Check every line below for the word "bland" and copy each one that has it.

• MATERIALS PROVIDED:
===============
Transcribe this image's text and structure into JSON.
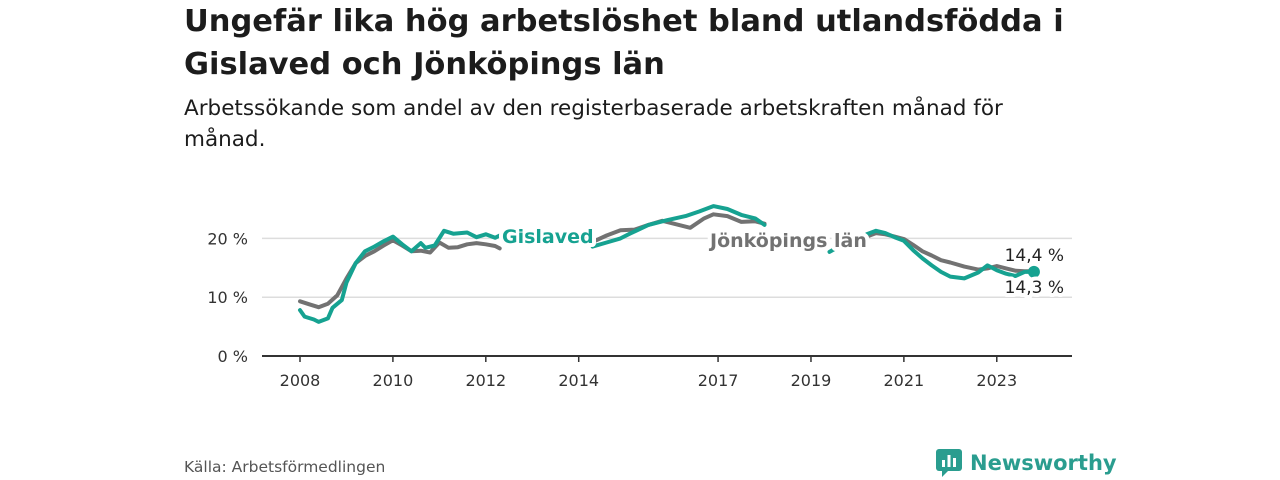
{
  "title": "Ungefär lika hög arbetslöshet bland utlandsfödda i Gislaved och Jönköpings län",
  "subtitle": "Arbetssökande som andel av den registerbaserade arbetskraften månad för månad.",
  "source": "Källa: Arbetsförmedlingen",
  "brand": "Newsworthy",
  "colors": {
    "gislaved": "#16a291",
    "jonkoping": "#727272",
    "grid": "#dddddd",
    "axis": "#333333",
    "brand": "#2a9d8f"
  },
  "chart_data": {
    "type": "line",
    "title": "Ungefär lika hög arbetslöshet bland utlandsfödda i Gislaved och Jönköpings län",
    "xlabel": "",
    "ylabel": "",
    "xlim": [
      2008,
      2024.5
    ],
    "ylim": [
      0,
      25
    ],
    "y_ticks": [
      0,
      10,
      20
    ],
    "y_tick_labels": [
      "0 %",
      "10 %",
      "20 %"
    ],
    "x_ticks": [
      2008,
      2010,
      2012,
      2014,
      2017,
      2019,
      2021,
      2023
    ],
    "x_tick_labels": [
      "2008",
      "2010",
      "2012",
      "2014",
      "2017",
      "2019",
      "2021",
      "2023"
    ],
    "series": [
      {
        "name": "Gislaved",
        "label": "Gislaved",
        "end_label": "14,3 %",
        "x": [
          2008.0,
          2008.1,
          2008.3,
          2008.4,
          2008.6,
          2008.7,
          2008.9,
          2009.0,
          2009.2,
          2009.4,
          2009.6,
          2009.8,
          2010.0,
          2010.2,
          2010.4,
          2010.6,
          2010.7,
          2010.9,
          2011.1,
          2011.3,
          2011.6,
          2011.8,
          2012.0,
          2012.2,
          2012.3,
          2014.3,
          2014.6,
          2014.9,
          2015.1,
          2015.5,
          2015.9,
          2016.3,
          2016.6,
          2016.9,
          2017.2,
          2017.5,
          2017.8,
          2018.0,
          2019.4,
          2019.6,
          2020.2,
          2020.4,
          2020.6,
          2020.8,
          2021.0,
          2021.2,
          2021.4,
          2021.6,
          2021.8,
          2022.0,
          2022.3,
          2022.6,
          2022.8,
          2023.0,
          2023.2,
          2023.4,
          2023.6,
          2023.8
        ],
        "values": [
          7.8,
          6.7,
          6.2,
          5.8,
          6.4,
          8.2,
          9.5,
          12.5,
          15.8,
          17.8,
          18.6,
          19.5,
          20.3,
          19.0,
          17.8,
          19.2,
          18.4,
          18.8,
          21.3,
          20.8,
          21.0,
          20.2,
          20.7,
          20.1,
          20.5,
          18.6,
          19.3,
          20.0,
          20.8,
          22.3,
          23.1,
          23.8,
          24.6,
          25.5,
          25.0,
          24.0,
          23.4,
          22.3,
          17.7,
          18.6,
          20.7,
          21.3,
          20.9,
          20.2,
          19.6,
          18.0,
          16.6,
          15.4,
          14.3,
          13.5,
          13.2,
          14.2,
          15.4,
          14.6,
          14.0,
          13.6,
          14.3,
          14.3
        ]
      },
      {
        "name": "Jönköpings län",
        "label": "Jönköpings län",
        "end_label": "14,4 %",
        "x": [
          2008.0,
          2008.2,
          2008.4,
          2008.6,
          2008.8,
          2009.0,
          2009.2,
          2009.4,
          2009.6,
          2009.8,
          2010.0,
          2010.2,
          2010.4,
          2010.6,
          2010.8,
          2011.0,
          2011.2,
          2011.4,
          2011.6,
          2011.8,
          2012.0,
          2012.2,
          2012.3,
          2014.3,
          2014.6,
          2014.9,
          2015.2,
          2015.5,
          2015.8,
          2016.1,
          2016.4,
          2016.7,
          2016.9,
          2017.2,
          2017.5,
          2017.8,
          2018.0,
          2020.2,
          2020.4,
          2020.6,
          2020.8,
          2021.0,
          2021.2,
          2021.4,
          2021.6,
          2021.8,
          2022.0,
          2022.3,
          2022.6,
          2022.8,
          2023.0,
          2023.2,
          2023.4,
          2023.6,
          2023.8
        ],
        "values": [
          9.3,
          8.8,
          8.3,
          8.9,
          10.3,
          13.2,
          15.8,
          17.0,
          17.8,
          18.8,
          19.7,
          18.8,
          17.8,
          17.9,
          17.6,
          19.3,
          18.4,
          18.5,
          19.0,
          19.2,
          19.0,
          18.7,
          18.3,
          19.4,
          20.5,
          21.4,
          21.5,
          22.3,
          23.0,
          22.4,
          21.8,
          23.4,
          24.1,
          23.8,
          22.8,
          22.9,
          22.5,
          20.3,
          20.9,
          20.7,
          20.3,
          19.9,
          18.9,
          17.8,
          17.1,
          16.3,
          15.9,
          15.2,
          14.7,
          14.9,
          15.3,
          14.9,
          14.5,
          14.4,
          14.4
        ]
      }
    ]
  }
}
===============
• COMPLETE RESPONSE:
  "title": "Ungefär lika hög arbetslöshet bland utlandsfödda i Gislaved och Jönköpings län",
    "title": "Ungefär lika hög arbetslöshet bland utlandsfödda i Gislaved och Jönköpings län",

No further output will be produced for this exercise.